- **Material for the task**
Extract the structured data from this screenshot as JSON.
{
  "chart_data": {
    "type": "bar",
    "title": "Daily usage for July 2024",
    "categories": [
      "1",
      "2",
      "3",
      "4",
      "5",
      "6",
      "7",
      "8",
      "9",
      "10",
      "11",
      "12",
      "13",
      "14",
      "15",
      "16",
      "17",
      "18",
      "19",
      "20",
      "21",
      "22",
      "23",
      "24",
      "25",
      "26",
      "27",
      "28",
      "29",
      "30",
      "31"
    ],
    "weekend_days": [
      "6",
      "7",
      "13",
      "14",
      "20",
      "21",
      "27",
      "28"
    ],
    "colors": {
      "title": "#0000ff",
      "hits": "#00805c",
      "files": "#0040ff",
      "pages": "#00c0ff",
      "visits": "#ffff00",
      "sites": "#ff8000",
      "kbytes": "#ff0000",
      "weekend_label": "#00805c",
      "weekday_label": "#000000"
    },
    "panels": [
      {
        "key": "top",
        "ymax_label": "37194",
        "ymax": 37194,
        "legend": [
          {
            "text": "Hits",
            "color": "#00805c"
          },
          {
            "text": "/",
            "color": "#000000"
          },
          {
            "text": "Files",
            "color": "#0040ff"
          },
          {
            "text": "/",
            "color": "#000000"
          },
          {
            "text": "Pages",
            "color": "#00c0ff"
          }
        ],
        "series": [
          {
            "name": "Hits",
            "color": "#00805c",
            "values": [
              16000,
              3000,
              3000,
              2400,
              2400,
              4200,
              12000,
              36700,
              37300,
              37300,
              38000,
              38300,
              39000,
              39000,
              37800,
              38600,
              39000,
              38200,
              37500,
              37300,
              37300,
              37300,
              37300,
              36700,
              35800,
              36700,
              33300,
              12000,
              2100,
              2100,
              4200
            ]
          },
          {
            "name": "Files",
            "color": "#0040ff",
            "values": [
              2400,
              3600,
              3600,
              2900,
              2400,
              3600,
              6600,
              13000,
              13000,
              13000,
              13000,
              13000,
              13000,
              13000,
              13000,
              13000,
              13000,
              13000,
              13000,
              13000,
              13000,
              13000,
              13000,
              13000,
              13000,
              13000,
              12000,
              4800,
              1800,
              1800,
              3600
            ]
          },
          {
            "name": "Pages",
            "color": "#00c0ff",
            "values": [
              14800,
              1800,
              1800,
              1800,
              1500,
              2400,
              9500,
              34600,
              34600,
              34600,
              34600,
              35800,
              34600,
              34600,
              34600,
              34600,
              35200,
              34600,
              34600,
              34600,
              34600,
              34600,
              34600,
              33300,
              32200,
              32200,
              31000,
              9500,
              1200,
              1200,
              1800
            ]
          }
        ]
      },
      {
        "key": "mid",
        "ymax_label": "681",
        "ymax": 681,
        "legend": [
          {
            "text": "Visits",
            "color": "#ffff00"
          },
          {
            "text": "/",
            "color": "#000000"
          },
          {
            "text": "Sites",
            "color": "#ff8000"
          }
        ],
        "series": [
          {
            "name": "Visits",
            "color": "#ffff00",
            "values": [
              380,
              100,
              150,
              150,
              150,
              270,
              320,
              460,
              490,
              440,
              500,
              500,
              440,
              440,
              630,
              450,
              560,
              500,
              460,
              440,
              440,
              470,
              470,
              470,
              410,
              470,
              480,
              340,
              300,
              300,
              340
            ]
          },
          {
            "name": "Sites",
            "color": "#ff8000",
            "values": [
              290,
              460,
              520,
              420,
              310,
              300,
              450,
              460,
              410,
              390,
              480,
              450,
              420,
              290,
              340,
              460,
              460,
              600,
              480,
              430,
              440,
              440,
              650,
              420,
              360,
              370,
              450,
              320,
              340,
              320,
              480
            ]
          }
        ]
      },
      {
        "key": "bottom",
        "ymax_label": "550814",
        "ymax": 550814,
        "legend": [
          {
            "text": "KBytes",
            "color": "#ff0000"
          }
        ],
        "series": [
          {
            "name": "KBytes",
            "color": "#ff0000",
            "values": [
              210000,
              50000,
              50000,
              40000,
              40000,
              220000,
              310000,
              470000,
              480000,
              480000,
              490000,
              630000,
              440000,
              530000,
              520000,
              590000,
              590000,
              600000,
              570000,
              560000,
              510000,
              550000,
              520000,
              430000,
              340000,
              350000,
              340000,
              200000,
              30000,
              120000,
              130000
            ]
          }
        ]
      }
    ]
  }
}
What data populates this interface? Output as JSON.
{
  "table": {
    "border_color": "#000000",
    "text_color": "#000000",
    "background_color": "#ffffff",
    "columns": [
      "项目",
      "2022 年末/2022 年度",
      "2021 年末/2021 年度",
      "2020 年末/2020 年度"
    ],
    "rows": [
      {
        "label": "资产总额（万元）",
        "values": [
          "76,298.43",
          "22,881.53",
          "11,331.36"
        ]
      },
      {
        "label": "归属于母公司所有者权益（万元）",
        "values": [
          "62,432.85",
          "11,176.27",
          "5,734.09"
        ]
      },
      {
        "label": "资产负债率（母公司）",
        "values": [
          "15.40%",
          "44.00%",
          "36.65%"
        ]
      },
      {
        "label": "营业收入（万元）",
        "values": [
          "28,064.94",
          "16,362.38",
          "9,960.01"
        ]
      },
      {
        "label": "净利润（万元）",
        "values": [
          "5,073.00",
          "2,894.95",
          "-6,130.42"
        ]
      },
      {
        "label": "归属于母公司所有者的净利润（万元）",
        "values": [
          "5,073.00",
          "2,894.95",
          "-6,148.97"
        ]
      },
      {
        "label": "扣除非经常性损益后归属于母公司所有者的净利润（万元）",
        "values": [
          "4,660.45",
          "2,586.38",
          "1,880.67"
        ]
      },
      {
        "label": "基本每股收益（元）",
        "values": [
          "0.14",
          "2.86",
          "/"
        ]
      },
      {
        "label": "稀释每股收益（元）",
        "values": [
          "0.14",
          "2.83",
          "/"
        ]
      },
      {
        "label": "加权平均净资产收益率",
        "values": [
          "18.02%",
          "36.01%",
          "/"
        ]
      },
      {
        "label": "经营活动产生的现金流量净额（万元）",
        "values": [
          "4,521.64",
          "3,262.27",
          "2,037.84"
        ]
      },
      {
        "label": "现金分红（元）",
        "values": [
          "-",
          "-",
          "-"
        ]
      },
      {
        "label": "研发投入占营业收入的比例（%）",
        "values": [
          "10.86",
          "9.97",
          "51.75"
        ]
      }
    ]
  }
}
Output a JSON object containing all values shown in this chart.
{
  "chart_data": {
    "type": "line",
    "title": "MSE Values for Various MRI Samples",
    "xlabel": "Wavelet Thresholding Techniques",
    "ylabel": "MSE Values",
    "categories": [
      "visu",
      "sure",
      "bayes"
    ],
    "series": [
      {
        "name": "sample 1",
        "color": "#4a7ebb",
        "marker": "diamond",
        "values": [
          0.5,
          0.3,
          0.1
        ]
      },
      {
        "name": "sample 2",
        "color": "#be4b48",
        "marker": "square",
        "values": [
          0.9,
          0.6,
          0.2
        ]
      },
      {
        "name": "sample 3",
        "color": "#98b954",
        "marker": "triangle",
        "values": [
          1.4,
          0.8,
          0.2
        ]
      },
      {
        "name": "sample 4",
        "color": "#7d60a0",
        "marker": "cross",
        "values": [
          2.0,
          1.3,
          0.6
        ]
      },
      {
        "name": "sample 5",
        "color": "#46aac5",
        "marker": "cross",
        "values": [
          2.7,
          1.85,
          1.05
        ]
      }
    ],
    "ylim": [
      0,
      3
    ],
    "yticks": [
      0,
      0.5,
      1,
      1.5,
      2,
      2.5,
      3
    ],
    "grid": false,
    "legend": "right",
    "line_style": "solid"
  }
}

- **Task objective**
Look through the entries above; copy each line where the string "title" appears.

- **Solution to this exercise**
    "title": "Daily usage for July 2024",
      "title": "#0000ff",
    "title": "MSE Values for Various MRI Samples",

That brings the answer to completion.